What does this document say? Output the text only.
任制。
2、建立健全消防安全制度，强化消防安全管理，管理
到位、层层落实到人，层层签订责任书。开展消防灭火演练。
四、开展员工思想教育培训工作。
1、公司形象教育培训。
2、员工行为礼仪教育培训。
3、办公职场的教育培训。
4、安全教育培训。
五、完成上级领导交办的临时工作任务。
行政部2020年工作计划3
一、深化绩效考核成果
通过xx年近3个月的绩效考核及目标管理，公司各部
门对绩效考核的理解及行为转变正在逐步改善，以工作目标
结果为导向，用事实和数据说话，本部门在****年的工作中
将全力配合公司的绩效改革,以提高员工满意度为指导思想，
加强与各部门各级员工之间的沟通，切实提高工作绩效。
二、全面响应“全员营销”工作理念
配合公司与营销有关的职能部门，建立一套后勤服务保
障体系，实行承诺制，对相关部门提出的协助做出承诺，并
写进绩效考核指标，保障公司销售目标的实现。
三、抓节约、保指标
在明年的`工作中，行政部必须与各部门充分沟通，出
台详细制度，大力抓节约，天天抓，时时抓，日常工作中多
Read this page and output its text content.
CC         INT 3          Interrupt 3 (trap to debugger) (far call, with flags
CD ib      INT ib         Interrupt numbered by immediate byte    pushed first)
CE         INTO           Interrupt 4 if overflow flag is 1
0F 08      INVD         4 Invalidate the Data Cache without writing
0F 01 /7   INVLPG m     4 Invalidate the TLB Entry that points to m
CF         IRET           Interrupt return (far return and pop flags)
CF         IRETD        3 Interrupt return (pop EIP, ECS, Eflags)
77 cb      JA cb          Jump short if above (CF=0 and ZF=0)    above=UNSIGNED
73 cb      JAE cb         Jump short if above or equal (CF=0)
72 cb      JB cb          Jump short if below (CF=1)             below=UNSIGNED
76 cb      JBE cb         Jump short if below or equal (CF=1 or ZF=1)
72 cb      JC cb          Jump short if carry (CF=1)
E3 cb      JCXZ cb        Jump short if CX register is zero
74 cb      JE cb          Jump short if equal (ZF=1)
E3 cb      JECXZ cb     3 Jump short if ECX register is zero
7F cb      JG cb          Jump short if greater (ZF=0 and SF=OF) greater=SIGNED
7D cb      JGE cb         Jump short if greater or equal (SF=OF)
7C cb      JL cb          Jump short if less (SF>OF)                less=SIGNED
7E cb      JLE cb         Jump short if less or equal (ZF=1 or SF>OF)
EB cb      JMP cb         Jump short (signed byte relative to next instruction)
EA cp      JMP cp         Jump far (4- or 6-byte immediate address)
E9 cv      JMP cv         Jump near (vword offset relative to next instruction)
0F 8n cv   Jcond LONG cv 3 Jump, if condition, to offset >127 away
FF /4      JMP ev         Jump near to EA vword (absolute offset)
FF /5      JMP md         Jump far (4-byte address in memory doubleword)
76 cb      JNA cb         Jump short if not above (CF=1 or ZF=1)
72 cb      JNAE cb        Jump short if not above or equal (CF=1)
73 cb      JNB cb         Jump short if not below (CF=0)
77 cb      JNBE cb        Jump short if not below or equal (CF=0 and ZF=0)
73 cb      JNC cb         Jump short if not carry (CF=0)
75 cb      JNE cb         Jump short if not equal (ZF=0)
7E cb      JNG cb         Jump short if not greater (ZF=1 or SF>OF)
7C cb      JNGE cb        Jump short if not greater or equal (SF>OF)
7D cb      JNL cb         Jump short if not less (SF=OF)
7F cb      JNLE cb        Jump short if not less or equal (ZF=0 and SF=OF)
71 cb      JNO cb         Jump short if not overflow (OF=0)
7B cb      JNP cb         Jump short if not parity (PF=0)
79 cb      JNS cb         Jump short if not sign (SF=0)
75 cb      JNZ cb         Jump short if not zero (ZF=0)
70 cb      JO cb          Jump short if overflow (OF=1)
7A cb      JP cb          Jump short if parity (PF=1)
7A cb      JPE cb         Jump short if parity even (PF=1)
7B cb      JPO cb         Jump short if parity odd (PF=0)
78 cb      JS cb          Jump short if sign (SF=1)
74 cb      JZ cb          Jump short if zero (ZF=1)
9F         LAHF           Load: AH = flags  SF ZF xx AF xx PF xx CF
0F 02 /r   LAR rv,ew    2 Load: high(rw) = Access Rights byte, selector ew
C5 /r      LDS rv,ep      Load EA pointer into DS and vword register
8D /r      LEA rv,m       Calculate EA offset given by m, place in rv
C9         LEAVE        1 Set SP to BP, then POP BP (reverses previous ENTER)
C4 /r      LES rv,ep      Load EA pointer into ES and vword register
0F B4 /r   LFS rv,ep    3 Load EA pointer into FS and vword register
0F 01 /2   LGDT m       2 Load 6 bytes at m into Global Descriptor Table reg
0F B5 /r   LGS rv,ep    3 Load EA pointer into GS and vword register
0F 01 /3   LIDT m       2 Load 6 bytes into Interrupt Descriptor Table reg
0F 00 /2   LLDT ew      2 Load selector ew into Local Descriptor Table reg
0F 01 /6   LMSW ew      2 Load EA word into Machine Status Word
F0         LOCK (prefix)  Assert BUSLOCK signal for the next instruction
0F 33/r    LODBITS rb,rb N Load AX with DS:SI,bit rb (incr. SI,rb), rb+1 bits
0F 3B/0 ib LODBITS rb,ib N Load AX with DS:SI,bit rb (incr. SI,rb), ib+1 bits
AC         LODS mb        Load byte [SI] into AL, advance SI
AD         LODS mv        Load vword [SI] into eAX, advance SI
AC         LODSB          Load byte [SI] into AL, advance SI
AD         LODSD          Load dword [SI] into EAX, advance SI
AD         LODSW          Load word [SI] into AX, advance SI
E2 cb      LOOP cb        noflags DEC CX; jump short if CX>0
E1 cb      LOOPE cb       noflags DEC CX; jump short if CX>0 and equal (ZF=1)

(Stated exercise) For the string "offset", count the lines of the entries above that include it; answer with the number only.

(Expected answer) 4